-------- GIVEN DATA

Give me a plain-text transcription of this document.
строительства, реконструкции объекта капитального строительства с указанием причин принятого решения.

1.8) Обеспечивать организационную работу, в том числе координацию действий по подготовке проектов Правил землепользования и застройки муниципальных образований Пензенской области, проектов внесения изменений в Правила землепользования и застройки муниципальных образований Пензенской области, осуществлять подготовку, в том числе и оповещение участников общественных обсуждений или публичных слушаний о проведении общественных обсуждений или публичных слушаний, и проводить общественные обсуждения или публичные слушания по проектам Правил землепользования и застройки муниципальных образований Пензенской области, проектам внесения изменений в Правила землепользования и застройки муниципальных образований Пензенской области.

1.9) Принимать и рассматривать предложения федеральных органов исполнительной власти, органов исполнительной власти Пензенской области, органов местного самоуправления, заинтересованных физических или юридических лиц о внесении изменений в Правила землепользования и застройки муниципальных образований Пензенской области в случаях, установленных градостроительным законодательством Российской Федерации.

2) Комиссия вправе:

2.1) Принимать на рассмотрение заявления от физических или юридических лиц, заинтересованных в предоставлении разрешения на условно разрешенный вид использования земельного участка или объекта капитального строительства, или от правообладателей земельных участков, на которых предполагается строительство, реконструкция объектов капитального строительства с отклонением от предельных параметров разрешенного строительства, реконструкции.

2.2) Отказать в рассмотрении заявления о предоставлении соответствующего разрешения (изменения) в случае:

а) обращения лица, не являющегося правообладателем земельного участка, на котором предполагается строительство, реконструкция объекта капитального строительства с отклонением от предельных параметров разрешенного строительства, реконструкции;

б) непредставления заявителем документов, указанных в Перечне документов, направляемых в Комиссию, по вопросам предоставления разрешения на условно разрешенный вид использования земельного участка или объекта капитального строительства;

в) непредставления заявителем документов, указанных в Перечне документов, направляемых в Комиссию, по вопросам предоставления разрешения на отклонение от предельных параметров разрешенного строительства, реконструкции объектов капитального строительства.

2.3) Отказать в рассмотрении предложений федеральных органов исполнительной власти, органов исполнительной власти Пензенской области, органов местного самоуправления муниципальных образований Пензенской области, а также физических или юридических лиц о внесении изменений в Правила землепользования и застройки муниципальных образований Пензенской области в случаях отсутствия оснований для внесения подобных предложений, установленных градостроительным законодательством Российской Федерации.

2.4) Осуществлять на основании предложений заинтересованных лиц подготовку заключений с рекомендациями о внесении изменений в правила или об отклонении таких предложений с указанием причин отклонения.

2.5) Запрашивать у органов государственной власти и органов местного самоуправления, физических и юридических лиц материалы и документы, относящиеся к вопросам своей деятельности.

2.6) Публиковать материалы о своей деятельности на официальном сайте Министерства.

----------------

TASK DIRECTIONS
Copy out each line of the entries that holds "федеральных".

TASK RESULT
1.9) Принимать и рассматривать предложения федеральных органов исполнительной власти, органов исполнительной власти Пензенской области, органов местного самоуправления, заинтересованных физических или юридических лиц о внесении изменений в Правила землепользования и застройки муниципальных образований Пензенской области в случаях, установленных градостроительным законодательством Российской Федерации.
2.3) Отказать в рассмотрении предложений федеральных органов исполнительной власти, органов исполнительной власти Пензенской области, органов местного самоуправления муниципальных образований Пензенской области, а также физических или юридических лиц о внесении изменений в Правила землепользования и застройки муниципальных образований Пензенской области в случаях отсутствия оснований для внесения подобных предложений, установленных градостроительным законодательством Российской Федерации.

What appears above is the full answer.